_Exercise brief_: Each record needs to be echoed exactly; can you do that?

Chart and figure data
+ + + + +

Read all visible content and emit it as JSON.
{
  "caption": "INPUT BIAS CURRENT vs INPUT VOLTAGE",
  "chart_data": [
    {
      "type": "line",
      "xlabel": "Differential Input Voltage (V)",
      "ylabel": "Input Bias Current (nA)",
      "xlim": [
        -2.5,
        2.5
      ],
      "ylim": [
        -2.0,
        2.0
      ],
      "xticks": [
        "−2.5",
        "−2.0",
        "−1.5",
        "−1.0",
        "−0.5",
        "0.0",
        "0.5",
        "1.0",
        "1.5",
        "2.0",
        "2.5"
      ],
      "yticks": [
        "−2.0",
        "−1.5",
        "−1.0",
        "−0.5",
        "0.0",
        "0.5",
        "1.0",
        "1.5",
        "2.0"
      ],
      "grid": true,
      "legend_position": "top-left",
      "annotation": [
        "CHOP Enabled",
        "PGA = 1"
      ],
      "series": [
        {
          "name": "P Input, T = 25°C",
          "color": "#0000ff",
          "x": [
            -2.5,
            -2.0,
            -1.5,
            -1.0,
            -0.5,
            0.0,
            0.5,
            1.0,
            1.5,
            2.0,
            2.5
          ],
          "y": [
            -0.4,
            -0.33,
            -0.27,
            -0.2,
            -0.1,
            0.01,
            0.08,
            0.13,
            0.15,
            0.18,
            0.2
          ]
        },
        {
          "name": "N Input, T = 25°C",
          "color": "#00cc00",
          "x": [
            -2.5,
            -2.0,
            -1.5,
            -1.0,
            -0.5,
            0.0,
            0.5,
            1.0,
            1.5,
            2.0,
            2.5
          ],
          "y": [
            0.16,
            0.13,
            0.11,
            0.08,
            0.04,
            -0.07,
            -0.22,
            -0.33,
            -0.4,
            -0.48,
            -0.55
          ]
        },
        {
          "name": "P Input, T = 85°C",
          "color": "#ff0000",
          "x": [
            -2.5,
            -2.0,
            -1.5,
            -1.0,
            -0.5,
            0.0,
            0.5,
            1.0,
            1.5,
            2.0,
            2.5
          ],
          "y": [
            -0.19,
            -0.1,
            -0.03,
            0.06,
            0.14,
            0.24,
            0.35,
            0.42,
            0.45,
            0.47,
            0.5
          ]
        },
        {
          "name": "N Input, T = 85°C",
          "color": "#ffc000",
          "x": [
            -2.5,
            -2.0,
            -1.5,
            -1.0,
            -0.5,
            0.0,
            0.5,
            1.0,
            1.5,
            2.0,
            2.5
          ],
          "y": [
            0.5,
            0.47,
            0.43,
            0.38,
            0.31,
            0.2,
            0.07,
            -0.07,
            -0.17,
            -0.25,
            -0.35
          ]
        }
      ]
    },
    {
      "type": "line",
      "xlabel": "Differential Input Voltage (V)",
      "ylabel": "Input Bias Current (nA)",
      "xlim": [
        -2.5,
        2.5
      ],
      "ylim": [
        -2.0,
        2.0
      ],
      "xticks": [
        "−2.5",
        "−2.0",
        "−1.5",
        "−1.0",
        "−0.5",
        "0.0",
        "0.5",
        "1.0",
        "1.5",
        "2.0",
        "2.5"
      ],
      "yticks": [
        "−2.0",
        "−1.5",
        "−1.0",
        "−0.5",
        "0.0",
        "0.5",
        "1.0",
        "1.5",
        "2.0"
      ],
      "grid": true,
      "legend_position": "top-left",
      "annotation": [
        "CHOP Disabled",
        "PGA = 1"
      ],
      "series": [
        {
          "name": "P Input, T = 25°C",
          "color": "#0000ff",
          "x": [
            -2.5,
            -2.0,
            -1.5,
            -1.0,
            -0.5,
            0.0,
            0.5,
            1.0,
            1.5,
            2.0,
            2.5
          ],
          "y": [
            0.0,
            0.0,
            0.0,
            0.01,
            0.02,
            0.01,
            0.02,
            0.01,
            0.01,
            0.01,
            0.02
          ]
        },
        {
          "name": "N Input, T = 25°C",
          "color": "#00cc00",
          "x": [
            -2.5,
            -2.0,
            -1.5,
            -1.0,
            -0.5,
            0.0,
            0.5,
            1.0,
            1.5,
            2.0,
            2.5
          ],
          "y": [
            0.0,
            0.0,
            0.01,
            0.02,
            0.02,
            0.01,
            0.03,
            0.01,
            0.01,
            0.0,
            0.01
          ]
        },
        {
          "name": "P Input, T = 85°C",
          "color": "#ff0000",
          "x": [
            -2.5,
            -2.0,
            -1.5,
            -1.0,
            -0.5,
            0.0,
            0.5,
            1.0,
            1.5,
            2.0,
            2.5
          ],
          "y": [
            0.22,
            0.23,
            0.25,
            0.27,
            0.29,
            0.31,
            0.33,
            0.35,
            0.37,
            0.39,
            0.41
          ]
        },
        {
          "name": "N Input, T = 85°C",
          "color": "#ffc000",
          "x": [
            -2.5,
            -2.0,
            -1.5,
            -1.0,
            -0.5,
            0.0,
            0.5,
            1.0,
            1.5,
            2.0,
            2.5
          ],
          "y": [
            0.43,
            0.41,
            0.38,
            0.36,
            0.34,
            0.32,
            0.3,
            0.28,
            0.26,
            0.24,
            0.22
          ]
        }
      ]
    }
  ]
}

+ + + + +

_Task result_:
Read all visible content and emit it as JSON.
{
  "caption": "INPUT BIAS CURRENT vs INPUT VOLTAGE",
  "chart_data": [
    {
      "type": "line",
      "xlabel": "Differential Input Voltage (V)",
      "ylabel": "Input Bias Current (nA)",
      "xlim": [
        -2.5,
        2.5
      ],
      "ylim": [
        -2.0,
        2.0
      ],
      "xticks": [
        "−2.5",
        "−2.0",
        "−1.5",
        "−1.0",
        "−0.5",
        "0.0",
        "0.5",
        "1.0",
        "1.5",
        "2.0",
        "2.5"
      ],
      "yticks": [
        "−2.0",
        "−1.5",
        "−1.0",
        "−0.5",
        "0.0",
        "0.5",
        "1.0",
        "1.5",
        "2.0"
      ],
      "grid": true,
      "legend_position": "top-left",
      "annotation": [
        "CHOP Enabled",
        "PGA = 1"
      ],
      "series": [
        {
          "name": "P Input, T = 25°C",
          "color": "#0000ff",
          "x": [
            -2.5,
            -2.0,
            -1.5,
            -1.0,
            -0.5,
            0.0,
            0.5,
            1.0,
            1.5,
            2.0,
            2.5
          ],
          "y": [
            -0.4,
            -0.33,
            -0.27,
            -0.2,
            -0.1,
            0.01,
            0.08,
            0.13,
            0.15,
            0.18,
            0.2
          ]
        },
        {
          "name": "N Input, T = 25°C",
          "color": "#00cc00",
          "x": [
            -2.5,
            -2.0,
            -1.5,
            -1.0,
            -0.5,
            0.0,
            0.5,
            1.0,
            1.5,
            2.0,
            2.5
          ],
          "y": [
            0.16,
            0.13,
            0.11,
            0.08,
            0.04,
            -0.07,
            -0.22,
            -0.33,
            -0.4,
            -0.48,
            -0.55
          ]
        },
        {
          "name": "P Input, T = 85°C",
          "color": "#ff0000",
          "x": [
            -2.5,
            -2.0,
            -1.5,
            -1.0,
            -0.5,
            0.0,
            0.5,
            1.0,
            1.5,
            2.0,
            2.5
          ],
          "y": [
            -0.19,
            -0.1,
            -0.03,
            0.06,
            0.14,
            0.24,
            0.35,
            0.42,
            0.45,
            0.47,
            0.5
          ]
        },
        {
          "name": "N Input, T = 85°C",
          "color": "#ffc000",
          "x": [
            -2.5,
            -2.0,
            -1.5,
            -1.0,
            -0.5,
            0.0,
            0.5,
            1.0,
            1.5,
            2.0,
            2.5
          ],
          "y": [
            0.5,
            0.47,
            0.43,
            0.38,
            0.31,
            0.2,
            0.07,
            -0.07,
            -0.17,
            -0.25,
            -0.35
          ]
        }
      ]
    },
    {
      "type": "line",
      "xlabel": "Differential Input Voltage (V)",
      "ylabel": "Input Bias Current (nA)",
      "xlim": [
        -2.5,
        2.5
      ],
      "ylim": [
        -2.0,
        2.0
      ],
      "xticks": [
        "−2.5",
        "−2.0",
        "−1.5",
        "−1.0",
        "−0.5",
        "0.0",
        "0.5",
        "1.0",
        "1.5",
        "2.0",
        "2.5"
      ],
      "yticks": [
        "−2.0",
        "−1.5",
        "−1.0",
        "−0.5",
        "0.0",
        "0.5",
        "1.0",
        "1.5",
        "2.0"
      ],
      "grid": true,
      "legend_position": "top-left",
      "annotation": [
        "CHOP Disabled",
        "PGA = 1"
      ],
      "series": [
        {
          "name": "P Input, T = 25°C",
          "color": "#0000ff",
          "x": [
            -2.5,
            -2.0,
            -1.5,
            -1.0,
            -0.5,
            0.0,
            0.5,
            1.0,
            1.5,
            2.0,
            2.5
          ],
          "y": [
            0.0,
            0.0,
            0.0,
            0.01,
            0.02,
            0.01,
            0.02,
            0.01,
            0.01,
            0.01,
            0.02
          ]
        },
        {
          "name": "N Input, T = 25°C",
          "color": "#00cc00",
          "x": [
            -2.5,
            -2.0,
            -1.5,
            -1.0,
            -0.5,
            0.0,
            0.5,
            1.0,
            1.5,
            2.0,
            2.5
          ],
          "y": [
            0.0,
            0.0,
            0.01,
            0.02,
            0.02,
            0.01,
            0.03,
            0.01,
            0.01,
            0.0,
            0.01
          ]
        },
        {
          "name": "P Input, T = 85°C",
          "color": "#ff0000",
          "x": [
            -2.5,
            -2.0,
            -1.5,
            -1.0,
            -0.5,
            0.0,
            0.5,
            1.0,
            1.5,
            2.0,
            2.5
          ],
          "y": [
            0.22,
            0.23,
            0.25,
            0.27,
            0.29,
            0.31,
            0.33,
            0.35,
            0.37,
            0.39,
            0.41
          ]
        },
        {
          "name": "N Input, T = 85°C",
          "color": "#ffc000",
          "x": [
            -2.5,
            -2.0,
            -1.5,
            -1.0,
            -0.5,
            0.0,
            0.5,
            1.0,
            1.5,
            2.0,
            2.5
          ],
          "y": [
            0.43,
            0.41,
            0.38,
            0.36,
            0.34,
            0.32,
            0.3,
            0.28,
            0.26,
            0.24,
            0.22
          ]
        }
      ]
    }
  ]
}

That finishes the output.